## Description of the task
Please reproduce the data lines below exactly as they appear, leaving out the pictures.

## Data lines
* * * * * * * * *

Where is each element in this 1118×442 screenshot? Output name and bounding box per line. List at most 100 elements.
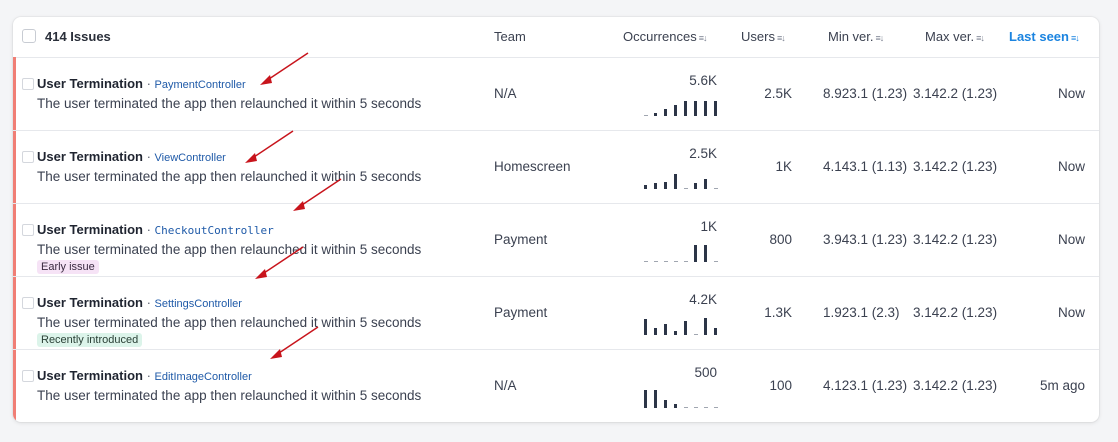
column-label-max-ver: Max ver. <box>925 29 975 44</box>
users-cell: 800 <box>769 232 792 247</box>
sort-icon[interactable]: ≡↓ <box>976 33 985 43</box>
sparkline-bar <box>704 318 707 335</box>
sparkline-bar <box>714 101 717 116</box>
table-row[interactable]: User Termination · SettingsController The… <box>13 276 1099 350</box>
column-header-max-ver[interactable]: Max ver. ≡↓ <box>925 29 985 44</box>
controller-name[interactable]: SettingsController <box>155 298 242 310</box>
column-label-team: Team <box>494 29 526 44</box>
issue-title[interactable]: User Termination · CheckoutController <box>37 222 274 237</box>
sparkline-empty-mark <box>674 261 678 262</box>
sort-icon[interactable]: ≡↓ <box>699 33 708 43</box>
team-cell: Payment <box>494 232 548 247</box>
column-label-users: Users <box>741 29 775 44</box>
min-version-cell: 4.123.1 (1.23) <box>823 378 908 393</box>
sparkline-bar <box>704 245 707 262</box>
sparkline-bar <box>684 101 687 116</box>
issue-description: The user terminated the app then relaunc… <box>37 388 422 403</box>
issue-description: The user terminated the app then relaunc… <box>37 96 422 111</box>
max-version-cell: 3.142.2 (1.23) <box>913 159 998 174</box>
sort-icon[interactable]: ≡↓ <box>876 33 885 43</box>
min-version-cell: 4.143.1 (1.13) <box>823 159 908 174</box>
table-row[interactable]: User Termination · PaymentController The … <box>13 57 1099 131</box>
sparkline-bar <box>664 109 667 116</box>
sparkline-bar <box>674 105 677 116</box>
issue-type: User Termination <box>37 149 143 164</box>
team-cell: N/A <box>494 86 517 101</box>
table-header: 414 Issues Team Occurrences ≡↓ Users ≡↓ Mi… <box>13 17 1099 58</box>
max-version-cell: 3.142.2 (1.23) <box>913 305 998 320</box>
issue-badge: Early issue <box>37 260 99 274</box>
occurrences-sparkline <box>644 315 724 335</box>
sparkline-bar <box>654 390 657 408</box>
controller-name[interactable]: CheckoutController <box>155 224 274 237</box>
issue-count: 414 Issues <box>45 29 111 44</box>
sparkline-bar <box>644 185 647 189</box>
issue-type: User Termination <box>37 76 143 91</box>
sparkline-empty-mark <box>694 407 698 408</box>
column-header-users[interactable]: Users ≡↓ <box>741 29 786 44</box>
row-checkbox[interactable] <box>22 78 34 90</box>
max-version-cell: 3.142.2 (1.23) <box>913 86 998 101</box>
issue-title[interactable]: User Termination · PaymentController <box>37 76 246 91</box>
last-seen-cell: Now <box>1057 159 1085 174</box>
sparkline-bar <box>654 183 657 189</box>
sparkline-empty-mark <box>664 261 668 262</box>
sparkline-empty-mark <box>684 407 688 408</box>
sparkline-bar <box>664 324 667 335</box>
table-row[interactable]: User Termination · CheckoutController The… <box>13 203 1099 277</box>
last-seen-cell: Now <box>1057 232 1085 247</box>
sort-icon[interactable]: ≡↓ <box>1071 33 1080 43</box>
column-header-last-seen[interactable]: Last seen ≡↓ <box>1009 29 1080 44</box>
row-checkbox[interactable] <box>22 370 34 382</box>
sparkline-bar <box>654 113 657 116</box>
column-header-team[interactable]: Team <box>494 29 526 44</box>
sparkline-empty-mark <box>714 407 718 408</box>
occurrences-sparkline <box>644 96 724 116</box>
row-checkbox[interactable] <box>22 151 34 163</box>
last-seen-cell: Now <box>1057 305 1085 320</box>
occurrences-value: 500 <box>694 365 717 380</box>
sparkline-bar <box>694 183 697 189</box>
select-all-checkbox[interactable] <box>22 29 36 43</box>
row-checkbox[interactable] <box>22 297 34 309</box>
issue-title[interactable]: User Termination · EditImageController <box>37 368 252 383</box>
issue-title[interactable]: User Termination · SettingsController <box>37 295 242 310</box>
issue-type: User Termination <box>37 368 143 383</box>
occurrences-sparkline <box>644 388 724 408</box>
sparkline-bar <box>704 179 707 189</box>
occurrences-value: 5.6K <box>689 73 717 88</box>
sparkline-empty-mark <box>654 261 658 262</box>
sparkline-bar <box>694 101 697 116</box>
controller-name[interactable]: ViewController <box>155 152 226 164</box>
issue-type: User Termination <box>37 222 143 237</box>
sparkline-empty-mark <box>694 334 698 335</box>
sparkline-bar <box>674 404 677 408</box>
column-label-min-ver: Min ver. <box>828 29 874 44</box>
issue-description: The user terminated the app then relaunc… <box>37 242 422 257</box>
team-cell: N/A <box>494 378 517 393</box>
sparkline-bar <box>704 101 707 116</box>
column-header-occurrences[interactable]: Occurrences ≡↓ <box>623 29 708 44</box>
sparkline-empty-mark <box>704 407 708 408</box>
users-cell: 100 <box>769 378 792 393</box>
sparkline-empty-mark <box>714 188 718 189</box>
column-header-min-ver[interactable]: Min ver. ≡↓ <box>828 29 885 44</box>
sparkline-empty-mark <box>644 261 648 262</box>
column-label-last-seen: Last seen <box>1009 29 1069 44</box>
row-checkbox[interactable] <box>22 224 34 236</box>
users-cell: 2.5K <box>764 86 792 101</box>
issue-type: User Termination <box>37 295 143 310</box>
table-row[interactable]: User Termination · EditImageController Th… <box>13 349 1099 422</box>
controller-name[interactable]: PaymentController <box>155 79 246 91</box>
controller-name[interactable]: EditImageController <box>155 371 252 383</box>
sparkline-empty-mark <box>714 261 718 262</box>
issue-title[interactable]: User Termination · ViewController <box>37 149 226 164</box>
sort-icon[interactable]: ≡↓ <box>777 33 786 43</box>
sparkline-bar <box>714 328 717 335</box>
users-cell: 1K <box>775 159 792 174</box>
max-version-cell: 3.142.2 (1.23) <box>913 378 998 393</box>
min-version-cell: 3.943.1 (1.23) <box>823 232 908 247</box>
column-label-occurrences: Occurrences <box>623 29 697 44</box>
sparkline-bar <box>684 321 687 335</box>
table-row[interactable]: User Termination · ViewController The use… <box>13 130 1099 204</box>
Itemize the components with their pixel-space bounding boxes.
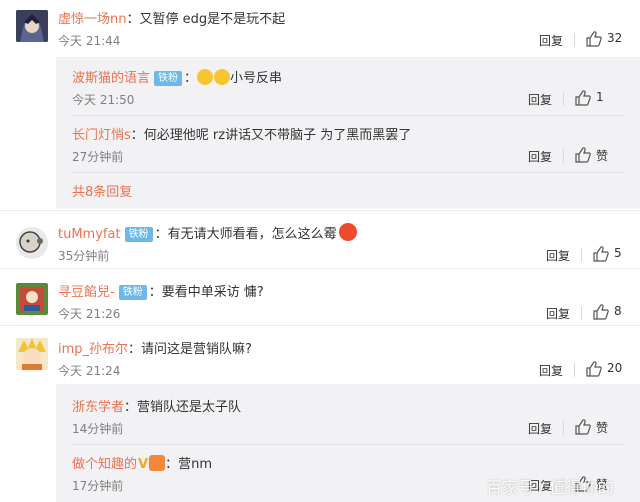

* * * * * * * * *

## Final result
Where is each element in this 1118×442 screenshot? Output name and bounding box per line. List at most 100 elements.
column-label-max-ver: Max ver. <box>925 29 975 44</box>
users-cell: 800 <box>769 232 792 247</box>
sort-icon[interactable]: ≡↓ <box>976 33 985 43</box>
sparkline-bar <box>704 318 707 335</box>
sparkline-bar <box>714 101 717 116</box>
table-row[interactable]: User Termination · SettingsController The… <box>13 276 1099 350</box>
column-header-max-ver[interactable]: Max ver. ≡↓ <box>925 29 985 44</box>
controller-name[interactable]: SettingsController <box>155 298 242 310</box>
column-label-team: Team <box>494 29 526 44</box>
issue-title[interactable]: User Termination · CheckoutController <box>37 222 274 237</box>
sparkline-empty-mark <box>674 261 678 262</box>
sort-icon[interactable]: ≡↓ <box>699 33 708 43</box>
team-cell: Payment <box>494 232 548 247</box>
column-label-users: Users <box>741 29 775 44</box>
min-version-cell: 4.123.1 (1.23) <box>823 378 908 393</box>
sparkline-bar <box>704 245 707 262</box>
sparkline-bar <box>684 101 687 116</box>
issue-description: The user terminated the app then relaunc… <box>37 388 422 403</box>
issue-description: The user terminated the app then relaunc… <box>37 96 422 111</box>
max-version-cell: 3.142.2 (1.23) <box>913 159 998 174</box>
sort-icon[interactable]: ≡↓ <box>876 33 885 43</box>
min-version-cell: 4.143.1 (1.13) <box>823 159 908 174</box>
table-row[interactable]: User Termination · PaymentController The … <box>13 57 1099 131</box>
sparkline-bar <box>664 109 667 116</box>
sparkline-bar <box>674 105 677 116</box>
issue-type: User Termination <box>37 149 143 164</box>
team-cell: N/A <box>494 86 517 101</box>
table-header: 414 Issues Team Occurrences ≡↓ Users ≡↓ Mi… <box>13 17 1099 58</box>
max-version-cell: 3.142.2 (1.23) <box>913 305 998 320</box>
issue-badge: Early issue <box>37 260 99 274</box>
occurrences-sparkline <box>644 315 724 335</box>
sparkline-bar <box>654 390 657 408</box>
controller-name[interactable]: CheckoutController <box>155 224 274 237</box>
issue-count: 414 Issues <box>45 29 111 44</box>
sparkline-bar <box>644 185 647 189</box>
issue-type: User Termination <box>37 76 143 91</box>
sparkline-empty-mark <box>694 407 698 408</box>
column-header-users[interactable]: Users ≡↓ <box>741 29 786 44</box>
row-checkbox[interactable] <box>22 78 34 90</box>
max-version-cell: 3.142.2 (1.23) <box>913 86 998 101</box>
issue-title[interactable]: User Termination · PaymentController <box>37 76 246 91</box>
last-seen-cell: Now <box>1057 159 1085 174</box>
sparkline-bar <box>654 183 657 189</box>
sparkline-empty-mark <box>664 261 668 262</box>
sparkline-empty-mark <box>684 407 688 408</box>
sparkline-bar <box>664 324 667 335</box>
table-row[interactable]: User Termination · CheckoutController The… <box>13 203 1099 277</box>
last-seen-cell: Now <box>1057 232 1085 247</box>
sort-icon[interactable]: ≡↓ <box>1071 33 1080 43</box>
column-header-last-seen[interactable]: Last seen ≡↓ <box>1009 29 1080 44</box>
row-checkbox[interactable] <box>22 370 34 382</box>
sparkline-bar <box>654 113 657 116</box>
column-header-team[interactable]: Team <box>494 29 526 44</box>
sparkline-empty-mark <box>714 407 718 408</box>
occurrences-sparkline <box>644 96 724 116</box>
row-checkbox[interactable] <box>22 151 34 163</box>
last-seen-cell: Now <box>1057 305 1085 320</box>
occurrences-value: 500 <box>694 365 717 380</box>
sparkline-bar <box>694 183 697 189</box>
select-all-checkbox[interactable] <box>22 29 36 43</box>
row-checkbox[interactable] <box>22 297 34 309</box>
issue-title[interactable]: User Termination · EditImageController <box>37 368 252 383</box>
issue-title[interactable]: User Termination · SettingsController <box>37 295 242 310</box>
issue-type: User Termination <box>37 368 143 383</box>
occurrences-sparkline <box>644 388 724 408</box>
sparkline-bar <box>704 179 707 189</box>
occurrences-value: 5.6K <box>689 73 717 88</box>
sparkline-empty-mark <box>654 261 658 262</box>
sparkline-bar <box>694 101 697 116</box>
controller-name[interactable]: ViewController <box>155 152 226 164</box>
issue-type: User Termination <box>37 222 143 237</box>
sparkline-empty-mark <box>694 334 698 335</box>
sparkline-bar <box>674 404 677 408</box>
column-label-min-ver: Min ver. <box>828 29 874 44</box>
issue-description: The user terminated the app then relaunc… <box>37 242 422 257</box>
team-cell: N/A <box>494 378 517 393</box>
sparkline-bar <box>704 101 707 116</box>
column-header-occurrences[interactable]: Occurrences ≡↓ <box>623 29 708 44</box>
sparkline-empty-mark <box>704 407 708 408</box>
users-cell: 100 <box>769 378 792 393</box>
sparkline-empty-mark <box>714 188 718 189</box>
column-header-min-ver[interactable]: Min ver. ≡↓ <box>828 29 885 44</box>
sparkline-empty-mark <box>644 261 648 262</box>
column-label-last-seen: Last seen <box>1009 29 1069 44</box>
row-checkbox[interactable] <box>22 224 34 236</box>
users-cell: 2.5K <box>764 86 792 101</box>
issue-type: User Termination <box>37 295 143 310</box>
table-row[interactable]: User Termination · EditImageController Th… <box>13 349 1099 422</box>
controller-name[interactable]: PaymentController <box>155 79 246 91</box>
controller-name[interactable]: EditImageController <box>155 371 252 383</box>
sparkline-empty-mark <box>714 261 718 262</box>
issue-title[interactable]: User Termination · ViewController <box>37 149 226 164</box>
sort-icon[interactable]: ≡↓ <box>777 33 786 43</box>
sparkline-bar <box>714 328 717 335</box>
users-cell: 1K <box>775 159 792 174</box>
max-version-cell: 3.142.2 (1.23) <box>913 378 998 393</box>
min-version-cell: 3.943.1 (1.23) <box>823 232 908 247</box>
column-label-occurrences: Occurrences <box>623 29 697 44</box>
sparkline-bar <box>684 321 687 335</box>
table-row[interactable]: User Termination · ViewController The use… <box>13 130 1099 204</box>
Itemize the components with their pixel-space bounding boxes.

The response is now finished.